Task goal:
Copy each line in the data that includes the word "title".
Entries start
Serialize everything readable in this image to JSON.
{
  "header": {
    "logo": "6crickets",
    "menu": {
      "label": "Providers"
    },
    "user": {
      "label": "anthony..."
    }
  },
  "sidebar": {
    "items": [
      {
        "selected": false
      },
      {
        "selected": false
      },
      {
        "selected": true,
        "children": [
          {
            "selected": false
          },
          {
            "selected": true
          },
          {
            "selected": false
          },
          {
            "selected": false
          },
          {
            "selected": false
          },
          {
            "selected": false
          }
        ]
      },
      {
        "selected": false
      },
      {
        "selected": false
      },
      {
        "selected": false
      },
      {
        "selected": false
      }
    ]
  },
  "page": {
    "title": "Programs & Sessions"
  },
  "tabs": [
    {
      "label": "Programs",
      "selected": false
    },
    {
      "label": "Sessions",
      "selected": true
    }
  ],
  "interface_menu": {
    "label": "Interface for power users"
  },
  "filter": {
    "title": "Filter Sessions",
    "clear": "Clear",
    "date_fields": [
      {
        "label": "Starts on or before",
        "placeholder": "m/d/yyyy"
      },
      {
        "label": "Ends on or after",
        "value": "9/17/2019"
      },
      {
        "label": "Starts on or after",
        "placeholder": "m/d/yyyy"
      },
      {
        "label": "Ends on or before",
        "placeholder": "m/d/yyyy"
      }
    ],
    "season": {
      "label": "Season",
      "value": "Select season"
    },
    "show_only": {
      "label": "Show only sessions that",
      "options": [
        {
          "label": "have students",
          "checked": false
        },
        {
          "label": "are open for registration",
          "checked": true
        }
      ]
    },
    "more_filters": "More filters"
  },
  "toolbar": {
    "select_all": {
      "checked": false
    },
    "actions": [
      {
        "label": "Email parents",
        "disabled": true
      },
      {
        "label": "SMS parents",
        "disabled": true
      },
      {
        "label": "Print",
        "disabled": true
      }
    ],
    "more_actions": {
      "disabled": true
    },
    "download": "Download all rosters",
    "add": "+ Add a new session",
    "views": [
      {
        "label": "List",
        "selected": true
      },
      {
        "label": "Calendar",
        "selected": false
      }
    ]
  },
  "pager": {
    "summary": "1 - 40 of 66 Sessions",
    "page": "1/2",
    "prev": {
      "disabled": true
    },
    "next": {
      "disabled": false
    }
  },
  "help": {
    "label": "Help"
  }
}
Entries end
Exercise result:
    "title": "Programs & Sessions"
    "title": "Filter Sessions",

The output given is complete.